***** AVAILABLE RECORDS
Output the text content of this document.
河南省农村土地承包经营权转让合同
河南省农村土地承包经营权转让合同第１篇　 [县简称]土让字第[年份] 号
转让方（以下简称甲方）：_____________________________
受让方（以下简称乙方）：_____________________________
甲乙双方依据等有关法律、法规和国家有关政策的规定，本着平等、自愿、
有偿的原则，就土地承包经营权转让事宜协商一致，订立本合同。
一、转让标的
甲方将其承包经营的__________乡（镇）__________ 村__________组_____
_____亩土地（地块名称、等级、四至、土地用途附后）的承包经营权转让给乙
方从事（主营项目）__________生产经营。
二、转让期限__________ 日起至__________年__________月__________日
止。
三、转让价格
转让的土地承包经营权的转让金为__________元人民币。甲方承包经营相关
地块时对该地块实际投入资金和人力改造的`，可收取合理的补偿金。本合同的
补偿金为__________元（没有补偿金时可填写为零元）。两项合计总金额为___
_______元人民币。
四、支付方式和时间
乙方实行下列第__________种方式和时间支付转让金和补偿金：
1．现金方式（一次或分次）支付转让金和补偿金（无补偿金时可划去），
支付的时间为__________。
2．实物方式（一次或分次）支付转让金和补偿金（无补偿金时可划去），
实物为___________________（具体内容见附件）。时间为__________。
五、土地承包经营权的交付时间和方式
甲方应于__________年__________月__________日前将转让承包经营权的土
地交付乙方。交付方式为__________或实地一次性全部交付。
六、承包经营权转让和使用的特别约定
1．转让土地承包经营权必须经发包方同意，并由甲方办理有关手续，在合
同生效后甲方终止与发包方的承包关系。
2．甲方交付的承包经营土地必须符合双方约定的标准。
**********
DO THIS: Type the material above out again, exactly.

TASK OUTPUT:
Output the text content of this document.
河南省农村土地承包经营权转让合同
河南省农村土地承包经营权转让合同第１篇　 [县简称]土让字第[年份] 号
转让方（以下简称甲方）：_____________________________
受让方（以下简称乙方）：_____________________________
甲乙双方依据等有关法律、法规和国家有关政策的规定，本着平等、自愿、
有偿的原则，就土地承包经营权转让事宜协商一致，订立本合同。
一、转让标的
甲方将其承包经营的__________乡（镇）__________ 村__________组_____
_____亩土地（地块名称、等级、四至、土地用途附后）的承包经营权转让给乙
方从事（主营项目）__________生产经营。
二、转让期限__________ 日起至__________年__________月__________日
止。
三、转让价格
转让的土地承包经营权的转让金为__________元人民币。甲方承包经营相关
地块时对该地块实际投入资金和人力改造的`，可收取合理的补偿金。本合同的
补偿金为__________元（没有补偿金时可填写为零元）。两项合计总金额为___
_______元人民币。
四、支付方式和时间
乙方实行下列第__________种方式和时间支付转让金和补偿金：
1．现金方式（一次或分次）支付转让金和补偿金（无补偿金时可划去），
支付的时间为__________。
2．实物方式（一次或分次）支付转让金和补偿金（无补偿金时可划去），
实物为___________________（具体内容见附件）。时间为__________。
五、土地承包经营权的交付时间和方式
甲方应于__________年__________月__________日前将转让承包经营权的土
地交付乙方。交付方式为__________或实地一次性全部交付。
六、承包经营权转让和使用的特别约定
1．转让土地承包经营权必须经发包方同意，并由甲方办理有关手续，在合
同生效后甲方终止与发包方的承包关系。
2．甲方交付的承包经营土地必须符合双方约定的标准。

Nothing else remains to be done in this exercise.